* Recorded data
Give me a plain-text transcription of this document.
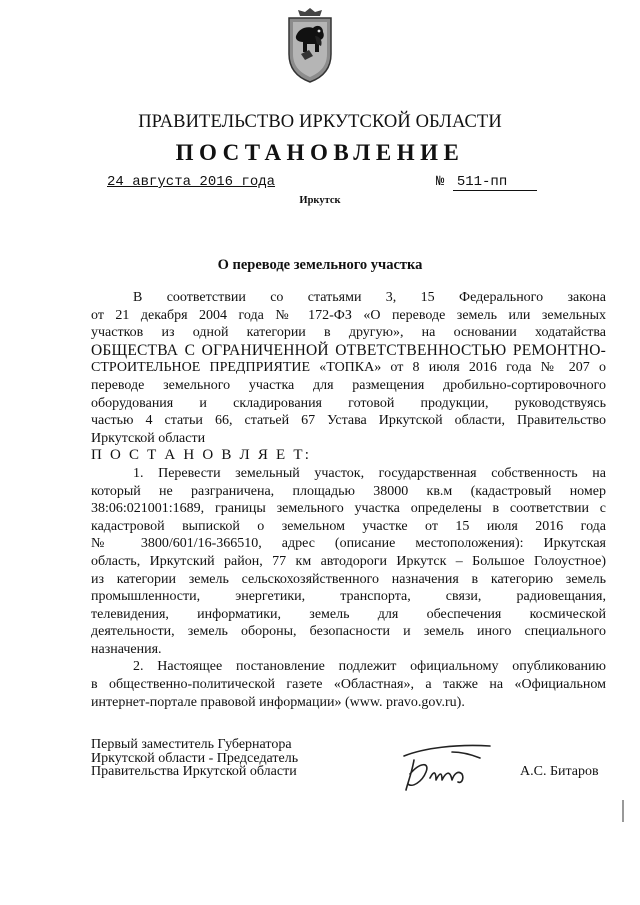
ПРАВИТЕЛЬСТВО ИРКУТСКОЙ ОБЛАСТИ
ПОСТАНОВЛЕНИЕ
24 августа 2016 года	№ 511-пп
Иркутск
О переводе земельного участка

В соответствии со статьями 3, 15 Федерального закона

от 21 декабря 2004 года № 172-ФЗ «О переводе земель или земельных

участков из одной категории в другую», на основании ходатайства

ОБЩЕСТВА С ОГРАНИЧЕННОЙ ОТВЕТСТВЕННОСТЬЮ РЕМОНТНО-

СТРОИТЕЛЬНОЕ ПРЕДПРИЯТИЕ «ТОПКА» от 8 июля 2016 года № 207 о

переводе земельного участка для размещения дробильно-сортировочного

оборудования и складирования готовой продукции, руководствуясь

частью 4 статьи 66, статьей 67 Устава Иркутской области, Правительство

Иркутской области

П О С Т А Н О В Л Я Е Т:

1. Перевести земельный участок, государственная собственность на

который не разграничена, площадью 38000 кв.м (кадастровый номер

38:06:021001:1689, границы земельного участка определены в соответствии с

кадастровой выпиской о земельном участке от 15 июля 2016 года

№ 3800/601/16-366510, адрес (описание местоположения): Иркутская

область, Иркутский район, 77 км автодороги Иркутск – Большое Голоустное)

из категории земель сельскохозяйственного назначения в категорию земель

промышленности, энергетики, транспорта, связи, радиовещания,

телевидения, информатики, земель для обеспечения космической

деятельности, земель обороны, безопасности и земель иного специального

назначения.

2. Настоящее постановление подлежит официальному опубликованию

в общественно-политической газете «Областная», а также на «Официальном

интернет-портале правовой информации» (www. pravo.gov.ru).

Первый заместитель Губернатора
Иркутской области - Председатель
Правительства Иркутской области	А.С. Битаров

* Your task
Copy everything in the records above except the pictures, exactly as written.

* Solution for this problem
Give me a plain-text transcription of this document.
ПРАВИТЕЛЬСТВО ИРКУТСКОЙ ОБЛАСТИ
ПОСТАНОВЛЕНИЕ
24 августа 2016 года	№ 511-пп
Иркутск
О переводе земельного участка

В соответствии со статьями 3, 15 Федерального закона

от 21 декабря 2004 года № 172-ФЗ «О переводе земель или земельных

участков из одной категории в другую», на основании ходатайства

ОБЩЕСТВА С ОГРАНИЧЕННОЙ ОТВЕТСТВЕННОСТЬЮ РЕМОНТНО-

СТРОИТЕЛЬНОЕ ПРЕДПРИЯТИЕ «ТОПКА» от 8 июля 2016 года № 207 о

переводе земельного участка для размещения дробильно-сортировочного

оборудования и складирования готовой продукции, руководствуясь

частью 4 статьи 66, статьей 67 Устава Иркутской области, Правительство

Иркутской области

П О С Т А Н О В Л Я Е Т:

1. Перевести земельный участок, государственная собственность на

который не разграничена, площадью 38000 кв.м (кадастровый номер

38:06:021001:1689, границы земельного участка определены в соответствии с

кадастровой выпиской о земельном участке от 15 июля 2016 года

№ 3800/601/16-366510, адрес (описание местоположения): Иркутская

область, Иркутский район, 77 км автодороги Иркутск – Большое Голоустное)

из категории земель сельскохозяйственного назначения в категорию земель

промышленности, энергетики, транспорта, связи, радиовещания,

телевидения, информатики, земель для обеспечения космической

деятельности, земель обороны, безопасности и земель иного специального

назначения.

2. Настоящее постановление подлежит официальному опубликованию

в общественно-политической газете «Областная», а также на «Официальном

интернет-портале правовой информации» (www. pravo.gov.ru).

Первый заместитель Губернатора
Иркутской области - Председатель
Правительства Иркутской области	А.С. Битаров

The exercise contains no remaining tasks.